Input material:
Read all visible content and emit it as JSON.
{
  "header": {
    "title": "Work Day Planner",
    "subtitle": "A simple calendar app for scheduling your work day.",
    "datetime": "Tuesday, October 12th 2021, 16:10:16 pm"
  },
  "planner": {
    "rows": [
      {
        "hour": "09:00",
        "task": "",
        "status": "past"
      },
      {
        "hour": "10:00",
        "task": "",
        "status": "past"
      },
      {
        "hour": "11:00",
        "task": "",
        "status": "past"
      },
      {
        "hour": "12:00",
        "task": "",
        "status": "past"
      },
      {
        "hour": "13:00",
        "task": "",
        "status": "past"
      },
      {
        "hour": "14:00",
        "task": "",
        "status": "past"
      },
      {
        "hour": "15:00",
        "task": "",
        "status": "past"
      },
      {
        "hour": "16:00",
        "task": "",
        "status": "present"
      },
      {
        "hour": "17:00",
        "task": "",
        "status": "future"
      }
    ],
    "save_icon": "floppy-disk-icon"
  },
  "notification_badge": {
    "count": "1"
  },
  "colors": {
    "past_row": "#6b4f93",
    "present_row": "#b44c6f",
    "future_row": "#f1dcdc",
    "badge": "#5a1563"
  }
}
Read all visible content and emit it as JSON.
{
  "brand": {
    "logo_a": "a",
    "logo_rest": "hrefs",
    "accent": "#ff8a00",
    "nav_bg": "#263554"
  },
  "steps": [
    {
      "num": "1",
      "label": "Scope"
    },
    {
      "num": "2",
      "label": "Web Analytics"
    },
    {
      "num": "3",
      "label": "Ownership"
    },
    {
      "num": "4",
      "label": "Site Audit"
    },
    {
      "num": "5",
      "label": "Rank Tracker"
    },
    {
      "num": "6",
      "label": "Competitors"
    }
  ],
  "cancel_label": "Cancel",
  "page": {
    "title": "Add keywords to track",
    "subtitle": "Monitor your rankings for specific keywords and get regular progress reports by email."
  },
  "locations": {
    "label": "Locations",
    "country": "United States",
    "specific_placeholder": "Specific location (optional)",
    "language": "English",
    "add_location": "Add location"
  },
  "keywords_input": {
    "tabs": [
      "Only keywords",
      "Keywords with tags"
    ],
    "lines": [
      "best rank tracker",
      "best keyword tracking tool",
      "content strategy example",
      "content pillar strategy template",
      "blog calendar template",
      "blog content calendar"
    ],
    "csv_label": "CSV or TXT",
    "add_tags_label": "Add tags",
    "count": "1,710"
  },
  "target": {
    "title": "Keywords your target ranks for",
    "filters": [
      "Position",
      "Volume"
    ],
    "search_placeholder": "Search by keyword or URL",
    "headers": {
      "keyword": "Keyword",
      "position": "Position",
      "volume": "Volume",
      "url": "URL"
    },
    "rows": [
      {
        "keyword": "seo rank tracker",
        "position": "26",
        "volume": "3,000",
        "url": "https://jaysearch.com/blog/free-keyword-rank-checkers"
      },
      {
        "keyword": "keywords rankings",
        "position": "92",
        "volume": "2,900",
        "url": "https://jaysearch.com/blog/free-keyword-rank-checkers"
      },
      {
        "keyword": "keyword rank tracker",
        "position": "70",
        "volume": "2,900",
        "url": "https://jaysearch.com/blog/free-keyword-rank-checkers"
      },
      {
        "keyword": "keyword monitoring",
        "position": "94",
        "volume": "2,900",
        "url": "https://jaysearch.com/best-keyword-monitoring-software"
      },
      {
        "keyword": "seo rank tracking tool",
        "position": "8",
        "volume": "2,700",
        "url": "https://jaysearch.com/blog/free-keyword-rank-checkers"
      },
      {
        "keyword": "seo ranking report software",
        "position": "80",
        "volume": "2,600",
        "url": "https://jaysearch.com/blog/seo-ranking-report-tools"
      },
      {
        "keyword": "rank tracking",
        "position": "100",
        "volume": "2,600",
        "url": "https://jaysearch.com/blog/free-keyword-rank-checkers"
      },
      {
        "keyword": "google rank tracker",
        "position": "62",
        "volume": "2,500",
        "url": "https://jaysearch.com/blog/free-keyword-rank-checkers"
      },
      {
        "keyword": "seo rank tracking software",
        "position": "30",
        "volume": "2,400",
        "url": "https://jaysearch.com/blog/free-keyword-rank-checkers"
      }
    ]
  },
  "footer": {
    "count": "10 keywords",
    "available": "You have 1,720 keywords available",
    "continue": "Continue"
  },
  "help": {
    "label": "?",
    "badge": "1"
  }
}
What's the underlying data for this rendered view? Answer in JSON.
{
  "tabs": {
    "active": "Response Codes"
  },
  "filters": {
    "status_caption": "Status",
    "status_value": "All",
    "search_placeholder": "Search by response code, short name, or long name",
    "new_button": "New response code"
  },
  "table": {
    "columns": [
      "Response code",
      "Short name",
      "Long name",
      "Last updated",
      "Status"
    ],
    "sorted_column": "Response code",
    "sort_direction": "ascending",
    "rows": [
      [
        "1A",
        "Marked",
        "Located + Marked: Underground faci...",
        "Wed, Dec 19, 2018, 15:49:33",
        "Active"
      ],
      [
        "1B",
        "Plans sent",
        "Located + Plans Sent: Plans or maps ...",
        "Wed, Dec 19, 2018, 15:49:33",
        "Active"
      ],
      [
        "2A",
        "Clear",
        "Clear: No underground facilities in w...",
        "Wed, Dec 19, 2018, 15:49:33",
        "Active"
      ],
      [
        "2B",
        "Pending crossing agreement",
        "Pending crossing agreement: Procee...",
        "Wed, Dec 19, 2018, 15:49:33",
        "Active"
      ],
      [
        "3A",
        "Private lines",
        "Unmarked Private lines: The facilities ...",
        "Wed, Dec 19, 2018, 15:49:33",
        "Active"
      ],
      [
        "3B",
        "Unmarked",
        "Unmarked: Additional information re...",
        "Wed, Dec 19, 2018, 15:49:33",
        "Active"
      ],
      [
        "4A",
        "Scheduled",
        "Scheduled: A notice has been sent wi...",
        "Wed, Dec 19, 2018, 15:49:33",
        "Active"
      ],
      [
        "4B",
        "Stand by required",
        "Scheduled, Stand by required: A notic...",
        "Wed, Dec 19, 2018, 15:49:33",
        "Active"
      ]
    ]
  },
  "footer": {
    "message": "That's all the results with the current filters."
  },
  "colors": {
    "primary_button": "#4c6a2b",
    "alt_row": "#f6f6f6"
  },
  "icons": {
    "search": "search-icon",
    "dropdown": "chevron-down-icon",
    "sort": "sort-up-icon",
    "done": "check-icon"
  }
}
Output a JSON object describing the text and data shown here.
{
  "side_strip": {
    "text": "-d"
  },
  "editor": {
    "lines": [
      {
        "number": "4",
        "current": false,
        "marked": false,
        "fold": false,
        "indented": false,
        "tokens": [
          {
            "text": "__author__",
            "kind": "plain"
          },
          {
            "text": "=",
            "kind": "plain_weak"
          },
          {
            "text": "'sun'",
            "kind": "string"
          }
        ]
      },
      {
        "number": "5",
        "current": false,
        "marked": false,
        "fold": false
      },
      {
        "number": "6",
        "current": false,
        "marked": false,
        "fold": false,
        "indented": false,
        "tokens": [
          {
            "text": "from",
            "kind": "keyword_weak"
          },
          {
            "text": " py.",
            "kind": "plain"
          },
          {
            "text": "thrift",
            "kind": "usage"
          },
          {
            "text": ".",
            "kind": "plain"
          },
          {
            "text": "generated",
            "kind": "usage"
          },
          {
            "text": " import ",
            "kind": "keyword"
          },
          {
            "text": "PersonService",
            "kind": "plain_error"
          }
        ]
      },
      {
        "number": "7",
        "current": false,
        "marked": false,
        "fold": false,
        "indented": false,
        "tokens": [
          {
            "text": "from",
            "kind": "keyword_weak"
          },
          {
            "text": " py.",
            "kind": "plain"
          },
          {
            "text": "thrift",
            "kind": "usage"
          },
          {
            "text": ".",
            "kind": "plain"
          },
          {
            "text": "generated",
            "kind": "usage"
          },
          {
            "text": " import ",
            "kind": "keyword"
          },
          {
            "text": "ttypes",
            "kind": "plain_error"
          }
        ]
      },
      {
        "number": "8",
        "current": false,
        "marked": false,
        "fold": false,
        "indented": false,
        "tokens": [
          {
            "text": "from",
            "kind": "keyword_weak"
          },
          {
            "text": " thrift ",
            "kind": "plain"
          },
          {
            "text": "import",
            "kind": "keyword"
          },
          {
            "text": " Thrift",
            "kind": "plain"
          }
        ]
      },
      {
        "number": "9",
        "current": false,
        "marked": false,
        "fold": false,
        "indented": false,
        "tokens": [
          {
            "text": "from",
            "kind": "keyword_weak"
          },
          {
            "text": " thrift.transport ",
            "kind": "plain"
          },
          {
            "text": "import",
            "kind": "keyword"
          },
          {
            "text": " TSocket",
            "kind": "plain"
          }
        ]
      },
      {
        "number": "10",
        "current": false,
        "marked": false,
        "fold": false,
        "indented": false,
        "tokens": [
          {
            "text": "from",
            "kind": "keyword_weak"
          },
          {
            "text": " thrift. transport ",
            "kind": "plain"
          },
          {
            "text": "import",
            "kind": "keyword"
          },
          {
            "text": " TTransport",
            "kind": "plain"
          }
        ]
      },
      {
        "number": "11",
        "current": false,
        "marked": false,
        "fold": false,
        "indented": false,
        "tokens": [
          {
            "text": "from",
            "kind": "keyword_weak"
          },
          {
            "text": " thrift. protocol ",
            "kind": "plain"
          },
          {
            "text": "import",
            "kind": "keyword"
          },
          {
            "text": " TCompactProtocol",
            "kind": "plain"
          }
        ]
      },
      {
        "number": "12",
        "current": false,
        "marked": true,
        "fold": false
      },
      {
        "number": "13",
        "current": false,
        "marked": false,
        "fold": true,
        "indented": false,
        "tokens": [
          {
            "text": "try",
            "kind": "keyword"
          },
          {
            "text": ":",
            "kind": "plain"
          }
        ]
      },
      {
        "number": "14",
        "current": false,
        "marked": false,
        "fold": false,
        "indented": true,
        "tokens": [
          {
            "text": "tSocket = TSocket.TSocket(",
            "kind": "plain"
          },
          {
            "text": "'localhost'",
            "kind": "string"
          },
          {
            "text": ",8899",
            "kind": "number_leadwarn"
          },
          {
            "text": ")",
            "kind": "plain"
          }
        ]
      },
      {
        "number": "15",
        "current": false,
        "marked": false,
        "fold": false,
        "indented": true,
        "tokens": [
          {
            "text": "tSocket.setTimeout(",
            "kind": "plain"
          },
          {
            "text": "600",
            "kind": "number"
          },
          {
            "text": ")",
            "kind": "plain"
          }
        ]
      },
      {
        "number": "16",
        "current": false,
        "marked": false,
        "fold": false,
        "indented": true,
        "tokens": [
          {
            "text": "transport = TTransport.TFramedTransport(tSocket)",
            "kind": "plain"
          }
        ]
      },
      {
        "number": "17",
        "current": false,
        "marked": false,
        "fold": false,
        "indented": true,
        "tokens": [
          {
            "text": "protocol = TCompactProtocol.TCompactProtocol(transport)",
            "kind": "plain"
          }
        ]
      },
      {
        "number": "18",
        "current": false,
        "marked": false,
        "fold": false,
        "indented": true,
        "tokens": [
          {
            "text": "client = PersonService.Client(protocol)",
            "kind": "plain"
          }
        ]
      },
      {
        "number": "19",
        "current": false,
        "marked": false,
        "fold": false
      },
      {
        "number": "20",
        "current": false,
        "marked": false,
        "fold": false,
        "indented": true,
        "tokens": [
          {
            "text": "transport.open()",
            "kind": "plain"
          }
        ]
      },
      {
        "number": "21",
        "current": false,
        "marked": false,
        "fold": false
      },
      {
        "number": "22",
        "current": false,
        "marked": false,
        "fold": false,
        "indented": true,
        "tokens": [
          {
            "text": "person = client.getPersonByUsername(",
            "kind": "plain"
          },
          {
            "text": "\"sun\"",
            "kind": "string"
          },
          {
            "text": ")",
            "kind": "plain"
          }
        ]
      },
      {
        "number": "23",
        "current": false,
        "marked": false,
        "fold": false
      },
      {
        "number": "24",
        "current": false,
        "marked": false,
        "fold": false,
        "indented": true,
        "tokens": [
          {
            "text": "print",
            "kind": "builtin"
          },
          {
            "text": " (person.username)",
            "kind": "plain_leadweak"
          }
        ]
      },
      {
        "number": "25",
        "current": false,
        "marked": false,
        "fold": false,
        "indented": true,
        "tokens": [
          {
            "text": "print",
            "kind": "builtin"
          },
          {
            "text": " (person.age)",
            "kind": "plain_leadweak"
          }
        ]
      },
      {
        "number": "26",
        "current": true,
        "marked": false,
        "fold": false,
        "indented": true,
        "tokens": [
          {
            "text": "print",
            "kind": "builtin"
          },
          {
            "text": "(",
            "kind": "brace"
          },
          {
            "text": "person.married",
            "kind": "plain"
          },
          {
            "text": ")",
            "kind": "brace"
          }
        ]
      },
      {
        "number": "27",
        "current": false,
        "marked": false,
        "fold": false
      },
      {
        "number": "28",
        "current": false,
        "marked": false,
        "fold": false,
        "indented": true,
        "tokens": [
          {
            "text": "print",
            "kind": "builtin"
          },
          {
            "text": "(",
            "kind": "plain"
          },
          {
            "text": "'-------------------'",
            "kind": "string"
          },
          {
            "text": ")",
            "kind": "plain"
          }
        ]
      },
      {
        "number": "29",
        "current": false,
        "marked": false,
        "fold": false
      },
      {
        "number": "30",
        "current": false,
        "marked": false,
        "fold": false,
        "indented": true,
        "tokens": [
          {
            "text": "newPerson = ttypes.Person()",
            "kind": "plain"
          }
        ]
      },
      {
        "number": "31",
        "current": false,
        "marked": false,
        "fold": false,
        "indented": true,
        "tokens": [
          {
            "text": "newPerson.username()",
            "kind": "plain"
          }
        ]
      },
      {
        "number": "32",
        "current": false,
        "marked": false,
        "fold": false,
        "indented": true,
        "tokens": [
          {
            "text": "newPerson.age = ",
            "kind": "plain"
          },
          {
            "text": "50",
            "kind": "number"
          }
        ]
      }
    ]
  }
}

Objective: Write out every line of the data that holds the word "Plans".

Reply:
        "Plans sent",
        "Located + Plans Sent: Plans or maps ...",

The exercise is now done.